Aim — Each record below must be returned exactly as shown.

─── Source material

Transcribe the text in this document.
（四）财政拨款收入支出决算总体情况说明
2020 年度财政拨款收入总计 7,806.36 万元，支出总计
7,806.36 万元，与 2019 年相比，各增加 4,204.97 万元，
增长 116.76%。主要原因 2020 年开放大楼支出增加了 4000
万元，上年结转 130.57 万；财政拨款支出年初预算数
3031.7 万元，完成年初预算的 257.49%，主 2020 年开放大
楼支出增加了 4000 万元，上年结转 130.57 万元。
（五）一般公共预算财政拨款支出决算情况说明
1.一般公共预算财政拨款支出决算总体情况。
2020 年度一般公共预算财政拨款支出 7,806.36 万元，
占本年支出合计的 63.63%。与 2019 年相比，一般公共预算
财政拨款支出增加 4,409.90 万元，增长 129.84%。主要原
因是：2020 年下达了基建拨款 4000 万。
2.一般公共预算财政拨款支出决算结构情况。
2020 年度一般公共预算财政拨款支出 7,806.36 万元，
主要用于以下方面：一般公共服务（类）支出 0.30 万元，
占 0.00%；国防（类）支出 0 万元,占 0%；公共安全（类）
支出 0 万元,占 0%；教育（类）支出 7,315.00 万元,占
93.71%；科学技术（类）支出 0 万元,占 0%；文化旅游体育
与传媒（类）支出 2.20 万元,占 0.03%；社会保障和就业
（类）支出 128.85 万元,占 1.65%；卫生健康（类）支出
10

──────

The solution —
Transcribe the text in this document.
（四）财政拨款收入支出决算总体情况说明
2020 年度财政拨款收入总计 7,806.36 万元，支出总计
7,806.36 万元，与 2019 年相比，各增加 4,204.97 万元，
增长 116.76%。主要原因 2020 年开放大楼支出增加了 4000
万元，上年结转 130.57 万；财政拨款支出年初预算数
3031.7 万元，完成年初预算的 257.49%，主 2020 年开放大
楼支出增加了 4000 万元，上年结转 130.57 万元。
（五）一般公共预算财政拨款支出决算情况说明
1.一般公共预算财政拨款支出决算总体情况。
2020 年度一般公共预算财政拨款支出 7,806.36 万元，
占本年支出合计的 63.63%。与 2019 年相比，一般公共预算
财政拨款支出增加 4,409.90 万元，增长 129.84%。主要原
因是：2020 年下达了基建拨款 4000 万。
2.一般公共预算财政拨款支出决算结构情况。
2020 年度一般公共预算财政拨款支出 7,806.36 万元，
主要用于以下方面：一般公共服务（类）支出 0.30 万元，
占 0.00%；国防（类）支出 0 万元,占 0%；公共安全（类）
支出 0 万元,占 0%；教育（类）支出 7,315.00 万元,占
93.71%；科学技术（类）支出 0 万元,占 0%；文化旅游体育
与传媒（类）支出 2.20 万元,占 0.03%；社会保障和就业
（类）支出 128.85 万元,占 1.65%；卫生健康（类）支出
10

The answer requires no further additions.